Exercise objective:
Copy out the data below as written; omit any images.

=-=-=-=-=

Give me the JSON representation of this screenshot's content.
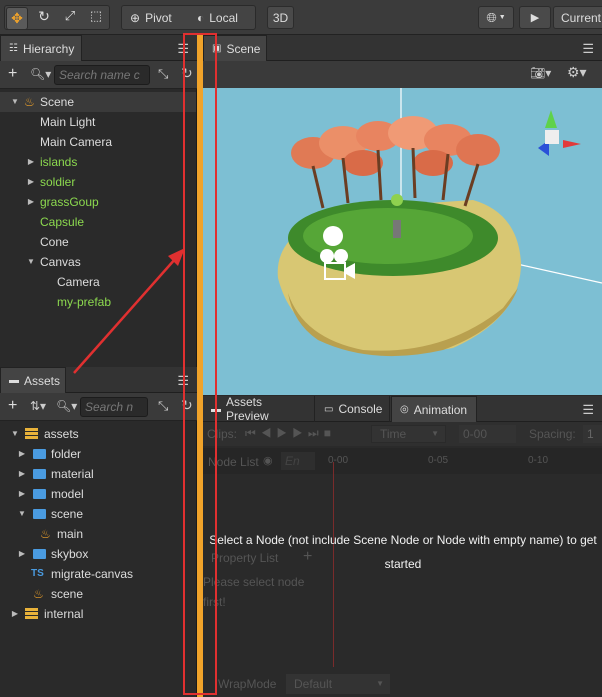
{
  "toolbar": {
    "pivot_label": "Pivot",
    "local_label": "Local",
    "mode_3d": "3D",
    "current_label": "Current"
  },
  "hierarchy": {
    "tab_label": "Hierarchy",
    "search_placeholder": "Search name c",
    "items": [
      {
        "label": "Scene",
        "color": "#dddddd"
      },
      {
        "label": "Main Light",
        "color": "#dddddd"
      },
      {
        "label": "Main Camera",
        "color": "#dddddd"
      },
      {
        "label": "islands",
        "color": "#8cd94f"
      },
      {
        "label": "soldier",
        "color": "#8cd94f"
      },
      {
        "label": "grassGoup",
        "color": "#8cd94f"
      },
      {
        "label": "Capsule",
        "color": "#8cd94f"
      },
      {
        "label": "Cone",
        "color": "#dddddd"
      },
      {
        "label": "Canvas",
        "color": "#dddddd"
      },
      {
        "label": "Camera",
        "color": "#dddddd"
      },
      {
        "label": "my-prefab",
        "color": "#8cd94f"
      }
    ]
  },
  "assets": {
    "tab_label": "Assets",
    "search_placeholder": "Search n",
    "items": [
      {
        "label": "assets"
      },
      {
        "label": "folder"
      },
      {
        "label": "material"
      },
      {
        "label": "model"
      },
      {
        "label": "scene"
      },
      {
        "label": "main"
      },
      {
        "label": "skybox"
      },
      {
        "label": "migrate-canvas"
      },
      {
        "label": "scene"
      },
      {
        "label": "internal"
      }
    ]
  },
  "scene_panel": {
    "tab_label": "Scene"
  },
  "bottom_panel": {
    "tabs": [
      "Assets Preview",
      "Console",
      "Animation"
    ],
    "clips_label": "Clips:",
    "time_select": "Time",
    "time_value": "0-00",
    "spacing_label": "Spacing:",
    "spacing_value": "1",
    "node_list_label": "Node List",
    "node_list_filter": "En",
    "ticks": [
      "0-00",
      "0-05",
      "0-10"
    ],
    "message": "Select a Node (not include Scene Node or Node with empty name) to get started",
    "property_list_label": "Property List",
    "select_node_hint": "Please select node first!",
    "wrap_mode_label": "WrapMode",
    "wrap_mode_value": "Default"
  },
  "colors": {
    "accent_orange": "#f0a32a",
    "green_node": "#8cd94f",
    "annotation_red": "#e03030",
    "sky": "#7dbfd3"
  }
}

=-=-=-=-=

Expected answer:
Give me the JSON representation of this screenshot's content.
{
  "toolbar": {
    "pivot_label": "Pivot",
    "local_label": "Local",
    "mode_3d": "3D",
    "current_label": "Current"
  },
  "hierarchy": {
    "tab_label": "Hierarchy",
    "search_placeholder": "Search name c",
    "items": [
      {
        "label": "Scene",
        "color": "#dddddd"
      },
      {
        "label": "Main Light",
        "color": "#dddddd"
      },
      {
        "label": "Main Camera",
        "color": "#dddddd"
      },
      {
        "label": "islands",
        "color": "#8cd94f"
      },
      {
        "label": "soldier",
        "color": "#8cd94f"
      },
      {
        "label": "grassGoup",
        "color": "#8cd94f"
      },
      {
        "label": "Capsule",
        "color": "#8cd94f"
      },
      {
        "label": "Cone",
        "color": "#dddddd"
      },
      {
        "label": "Canvas",
        "color": "#dddddd"
      },
      {
        "label": "Camera",
        "color": "#dddddd"
      },
      {
        "label": "my-prefab",
        "color": "#8cd94f"
      }
    ]
  },
  "assets": {
    "tab_label": "Assets",
    "search_placeholder": "Search n",
    "items": [
      {
        "label": "assets"
      },
      {
        "label": "folder"
      },
      {
        "label": "material"
      },
      {
        "label": "model"
      },
      {
        "label": "scene"
      },
      {
        "label": "main"
      },
      {
        "label": "skybox"
      },
      {
        "label": "migrate-canvas"
      },
      {
        "label": "scene"
      },
      {
        "label": "internal"
      }
    ]
  },
  "scene_panel": {
    "tab_label": "Scene"
  },
  "bottom_panel": {
    "tabs": [
      "Assets Preview",
      "Console",
      "Animation"
    ],
    "clips_label": "Clips:",
    "time_select": "Time",
    "time_value": "0-00",
    "spacing_label": "Spacing:",
    "spacing_value": "1",
    "node_list_label": "Node List",
    "node_list_filter": "En",
    "ticks": [
      "0-00",
      "0-05",
      "0-10"
    ],
    "message": "Select a Node (not include Scene Node or Node with empty name) to get started",
    "property_list_label": "Property List",
    "select_node_hint": "Please select node first!",
    "wrap_mode_label": "WrapMode",
    "wrap_mode_value": "Default"
  },
  "colors": {
    "accent_orange": "#f0a32a",
    "green_node": "#8cd94f",
    "annotation_red": "#e03030",
    "sky": "#7dbfd3"
  }
}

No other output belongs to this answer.